[What you are asked to do] Only lines holding the word "subscript" should be copied from the material.

--- START OF Source material ---

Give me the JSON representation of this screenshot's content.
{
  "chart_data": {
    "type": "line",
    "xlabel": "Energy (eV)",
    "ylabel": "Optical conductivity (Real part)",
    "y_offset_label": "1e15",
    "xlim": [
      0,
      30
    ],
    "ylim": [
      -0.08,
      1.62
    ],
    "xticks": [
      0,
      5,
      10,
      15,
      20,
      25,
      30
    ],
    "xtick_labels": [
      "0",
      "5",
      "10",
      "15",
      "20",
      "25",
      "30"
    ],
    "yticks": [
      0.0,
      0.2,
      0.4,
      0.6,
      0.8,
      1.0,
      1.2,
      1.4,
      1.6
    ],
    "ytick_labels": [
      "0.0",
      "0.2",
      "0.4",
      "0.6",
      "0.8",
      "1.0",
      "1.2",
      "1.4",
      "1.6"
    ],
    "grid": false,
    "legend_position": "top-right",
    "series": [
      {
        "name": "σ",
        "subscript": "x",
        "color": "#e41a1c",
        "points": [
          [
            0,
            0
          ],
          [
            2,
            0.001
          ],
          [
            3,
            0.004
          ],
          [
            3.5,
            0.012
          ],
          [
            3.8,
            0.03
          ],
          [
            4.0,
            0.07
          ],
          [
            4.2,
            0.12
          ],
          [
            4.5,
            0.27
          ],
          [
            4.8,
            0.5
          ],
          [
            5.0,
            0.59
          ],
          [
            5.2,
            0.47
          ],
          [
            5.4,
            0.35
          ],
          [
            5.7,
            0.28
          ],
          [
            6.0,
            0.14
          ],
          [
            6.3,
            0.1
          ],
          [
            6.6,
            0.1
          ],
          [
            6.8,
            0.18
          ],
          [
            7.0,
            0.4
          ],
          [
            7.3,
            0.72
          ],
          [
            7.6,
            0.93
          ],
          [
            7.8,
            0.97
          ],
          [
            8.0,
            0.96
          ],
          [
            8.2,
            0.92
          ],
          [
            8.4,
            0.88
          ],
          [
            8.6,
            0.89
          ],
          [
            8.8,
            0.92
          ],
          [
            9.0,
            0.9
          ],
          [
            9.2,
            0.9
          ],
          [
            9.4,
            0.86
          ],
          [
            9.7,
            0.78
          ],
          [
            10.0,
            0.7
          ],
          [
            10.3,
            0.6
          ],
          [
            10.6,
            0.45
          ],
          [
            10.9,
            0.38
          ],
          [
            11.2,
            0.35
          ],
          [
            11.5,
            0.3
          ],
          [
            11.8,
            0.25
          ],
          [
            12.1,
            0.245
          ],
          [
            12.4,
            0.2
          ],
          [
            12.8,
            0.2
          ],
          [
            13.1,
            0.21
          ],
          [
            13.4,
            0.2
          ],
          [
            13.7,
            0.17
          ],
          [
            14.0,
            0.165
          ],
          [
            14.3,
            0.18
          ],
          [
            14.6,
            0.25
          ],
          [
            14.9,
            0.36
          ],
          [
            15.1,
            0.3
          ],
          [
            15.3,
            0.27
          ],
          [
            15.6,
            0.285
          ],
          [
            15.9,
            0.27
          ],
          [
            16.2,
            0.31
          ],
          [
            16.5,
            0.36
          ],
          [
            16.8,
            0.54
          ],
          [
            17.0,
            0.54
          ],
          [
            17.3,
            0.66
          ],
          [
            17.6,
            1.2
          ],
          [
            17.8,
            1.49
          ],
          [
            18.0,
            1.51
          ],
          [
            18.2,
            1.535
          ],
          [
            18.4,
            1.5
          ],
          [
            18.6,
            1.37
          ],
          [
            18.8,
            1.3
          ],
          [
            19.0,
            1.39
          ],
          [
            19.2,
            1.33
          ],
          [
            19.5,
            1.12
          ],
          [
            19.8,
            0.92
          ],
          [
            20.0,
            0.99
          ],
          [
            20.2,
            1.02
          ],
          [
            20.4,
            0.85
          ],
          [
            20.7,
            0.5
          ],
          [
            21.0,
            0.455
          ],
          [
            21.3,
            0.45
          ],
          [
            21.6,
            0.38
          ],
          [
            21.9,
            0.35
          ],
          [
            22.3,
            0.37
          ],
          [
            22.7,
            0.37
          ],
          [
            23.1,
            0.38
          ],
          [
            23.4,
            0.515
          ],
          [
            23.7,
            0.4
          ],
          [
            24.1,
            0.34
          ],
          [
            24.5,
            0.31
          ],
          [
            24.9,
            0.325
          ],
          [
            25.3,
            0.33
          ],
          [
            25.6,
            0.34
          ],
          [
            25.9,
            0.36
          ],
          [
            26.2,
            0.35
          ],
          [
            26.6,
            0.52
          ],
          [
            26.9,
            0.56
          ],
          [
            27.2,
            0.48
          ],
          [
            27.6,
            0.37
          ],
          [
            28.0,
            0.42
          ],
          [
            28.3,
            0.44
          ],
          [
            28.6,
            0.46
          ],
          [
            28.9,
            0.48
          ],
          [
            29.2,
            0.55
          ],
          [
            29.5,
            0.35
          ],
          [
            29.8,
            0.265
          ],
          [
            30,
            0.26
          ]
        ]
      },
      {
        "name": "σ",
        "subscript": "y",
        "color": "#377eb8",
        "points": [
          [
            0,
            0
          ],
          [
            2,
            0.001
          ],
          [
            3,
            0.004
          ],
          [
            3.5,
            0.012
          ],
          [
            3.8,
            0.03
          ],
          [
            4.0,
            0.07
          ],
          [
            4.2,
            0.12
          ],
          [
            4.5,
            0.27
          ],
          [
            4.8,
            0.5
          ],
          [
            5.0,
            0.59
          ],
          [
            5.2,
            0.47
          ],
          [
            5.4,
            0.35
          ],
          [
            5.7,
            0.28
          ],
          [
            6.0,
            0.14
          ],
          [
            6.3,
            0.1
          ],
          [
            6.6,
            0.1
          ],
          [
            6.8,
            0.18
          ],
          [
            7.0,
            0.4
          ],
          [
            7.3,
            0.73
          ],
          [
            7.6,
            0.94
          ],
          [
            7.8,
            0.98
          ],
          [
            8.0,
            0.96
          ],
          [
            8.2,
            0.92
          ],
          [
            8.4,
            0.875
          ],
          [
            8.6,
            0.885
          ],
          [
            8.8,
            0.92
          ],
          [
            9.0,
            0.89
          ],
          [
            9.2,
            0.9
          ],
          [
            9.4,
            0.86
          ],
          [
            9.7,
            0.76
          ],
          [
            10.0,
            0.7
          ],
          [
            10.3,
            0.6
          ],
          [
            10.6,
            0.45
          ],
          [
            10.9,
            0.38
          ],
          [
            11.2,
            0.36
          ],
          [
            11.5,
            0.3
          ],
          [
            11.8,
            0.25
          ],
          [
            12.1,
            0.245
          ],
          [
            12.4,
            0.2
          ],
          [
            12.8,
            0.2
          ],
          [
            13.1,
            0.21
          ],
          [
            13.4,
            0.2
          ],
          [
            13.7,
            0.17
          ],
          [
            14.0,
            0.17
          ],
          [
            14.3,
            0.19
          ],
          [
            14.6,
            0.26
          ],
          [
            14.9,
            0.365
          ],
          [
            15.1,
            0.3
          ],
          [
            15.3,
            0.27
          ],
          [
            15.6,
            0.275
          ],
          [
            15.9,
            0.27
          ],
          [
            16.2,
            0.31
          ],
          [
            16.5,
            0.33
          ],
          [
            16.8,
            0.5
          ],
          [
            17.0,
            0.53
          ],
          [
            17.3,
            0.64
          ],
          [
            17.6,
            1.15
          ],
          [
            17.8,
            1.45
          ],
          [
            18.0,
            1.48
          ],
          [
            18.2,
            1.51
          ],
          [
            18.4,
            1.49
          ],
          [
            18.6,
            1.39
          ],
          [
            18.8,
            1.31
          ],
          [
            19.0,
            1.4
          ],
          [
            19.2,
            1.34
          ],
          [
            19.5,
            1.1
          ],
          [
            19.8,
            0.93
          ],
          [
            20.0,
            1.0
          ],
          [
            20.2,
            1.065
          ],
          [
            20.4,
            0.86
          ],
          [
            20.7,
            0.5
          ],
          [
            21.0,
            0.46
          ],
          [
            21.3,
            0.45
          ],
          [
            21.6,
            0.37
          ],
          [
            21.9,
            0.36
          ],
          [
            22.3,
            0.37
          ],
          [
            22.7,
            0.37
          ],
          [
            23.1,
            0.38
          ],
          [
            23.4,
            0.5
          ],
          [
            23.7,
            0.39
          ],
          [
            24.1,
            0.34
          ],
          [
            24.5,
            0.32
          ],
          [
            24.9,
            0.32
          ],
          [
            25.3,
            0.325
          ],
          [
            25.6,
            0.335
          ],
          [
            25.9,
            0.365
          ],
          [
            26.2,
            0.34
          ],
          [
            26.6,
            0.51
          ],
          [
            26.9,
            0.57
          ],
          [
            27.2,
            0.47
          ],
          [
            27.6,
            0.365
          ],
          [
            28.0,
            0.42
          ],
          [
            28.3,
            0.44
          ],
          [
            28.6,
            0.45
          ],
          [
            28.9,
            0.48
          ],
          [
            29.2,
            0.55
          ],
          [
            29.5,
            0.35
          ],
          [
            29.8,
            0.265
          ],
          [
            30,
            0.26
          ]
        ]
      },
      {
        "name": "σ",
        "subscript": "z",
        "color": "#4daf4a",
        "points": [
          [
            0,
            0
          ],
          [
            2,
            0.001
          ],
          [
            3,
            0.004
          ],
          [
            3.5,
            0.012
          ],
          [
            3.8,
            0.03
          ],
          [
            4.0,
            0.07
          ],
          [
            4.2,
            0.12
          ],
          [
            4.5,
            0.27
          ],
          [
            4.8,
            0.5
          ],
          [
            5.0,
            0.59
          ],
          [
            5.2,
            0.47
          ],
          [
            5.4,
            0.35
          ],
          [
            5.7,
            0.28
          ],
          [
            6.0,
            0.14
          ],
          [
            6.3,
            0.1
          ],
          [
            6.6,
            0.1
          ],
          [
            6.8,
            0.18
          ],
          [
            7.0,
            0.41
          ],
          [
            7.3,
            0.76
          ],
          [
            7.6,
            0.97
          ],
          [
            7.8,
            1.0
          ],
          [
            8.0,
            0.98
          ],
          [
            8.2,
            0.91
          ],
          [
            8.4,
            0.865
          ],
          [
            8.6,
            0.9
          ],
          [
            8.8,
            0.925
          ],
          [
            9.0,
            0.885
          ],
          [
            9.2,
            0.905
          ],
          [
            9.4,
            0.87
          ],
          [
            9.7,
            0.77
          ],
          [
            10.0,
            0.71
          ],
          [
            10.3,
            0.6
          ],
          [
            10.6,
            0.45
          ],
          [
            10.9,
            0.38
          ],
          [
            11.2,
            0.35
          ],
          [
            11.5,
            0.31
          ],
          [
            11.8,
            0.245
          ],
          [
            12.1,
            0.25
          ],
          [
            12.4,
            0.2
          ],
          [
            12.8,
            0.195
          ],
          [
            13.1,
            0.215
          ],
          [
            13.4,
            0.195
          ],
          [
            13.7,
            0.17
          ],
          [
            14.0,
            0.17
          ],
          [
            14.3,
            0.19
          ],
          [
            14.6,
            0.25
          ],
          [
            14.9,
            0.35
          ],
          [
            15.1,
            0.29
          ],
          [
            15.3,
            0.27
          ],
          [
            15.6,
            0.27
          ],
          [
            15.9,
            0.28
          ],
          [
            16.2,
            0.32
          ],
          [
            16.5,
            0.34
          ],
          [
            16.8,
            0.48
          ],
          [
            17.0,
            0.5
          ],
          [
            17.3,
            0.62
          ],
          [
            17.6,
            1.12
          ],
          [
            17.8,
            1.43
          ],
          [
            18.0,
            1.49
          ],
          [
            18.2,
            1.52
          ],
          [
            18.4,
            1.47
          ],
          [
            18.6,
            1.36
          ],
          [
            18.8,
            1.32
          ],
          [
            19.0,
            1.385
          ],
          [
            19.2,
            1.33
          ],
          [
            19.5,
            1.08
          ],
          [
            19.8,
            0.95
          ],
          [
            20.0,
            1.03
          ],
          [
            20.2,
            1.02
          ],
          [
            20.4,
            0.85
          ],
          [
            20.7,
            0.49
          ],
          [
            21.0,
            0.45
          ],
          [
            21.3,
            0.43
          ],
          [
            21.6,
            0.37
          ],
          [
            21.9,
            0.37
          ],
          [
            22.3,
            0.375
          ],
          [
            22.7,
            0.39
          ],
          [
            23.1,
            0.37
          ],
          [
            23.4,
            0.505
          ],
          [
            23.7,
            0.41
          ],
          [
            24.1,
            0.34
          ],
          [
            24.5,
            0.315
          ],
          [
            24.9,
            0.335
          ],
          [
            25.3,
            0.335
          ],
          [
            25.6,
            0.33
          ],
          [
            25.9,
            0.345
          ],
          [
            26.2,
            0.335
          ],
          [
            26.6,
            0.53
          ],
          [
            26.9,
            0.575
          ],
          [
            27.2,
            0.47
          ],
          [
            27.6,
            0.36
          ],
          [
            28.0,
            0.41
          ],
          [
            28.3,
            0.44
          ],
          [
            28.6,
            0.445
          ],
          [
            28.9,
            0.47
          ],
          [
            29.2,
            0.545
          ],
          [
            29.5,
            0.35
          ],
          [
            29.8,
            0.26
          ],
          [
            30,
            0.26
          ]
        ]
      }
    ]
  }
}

--- END OF Source material ---

[Finished exercise]
        "subscript": "x",
        "subscript": "y",
        "subscript": "z",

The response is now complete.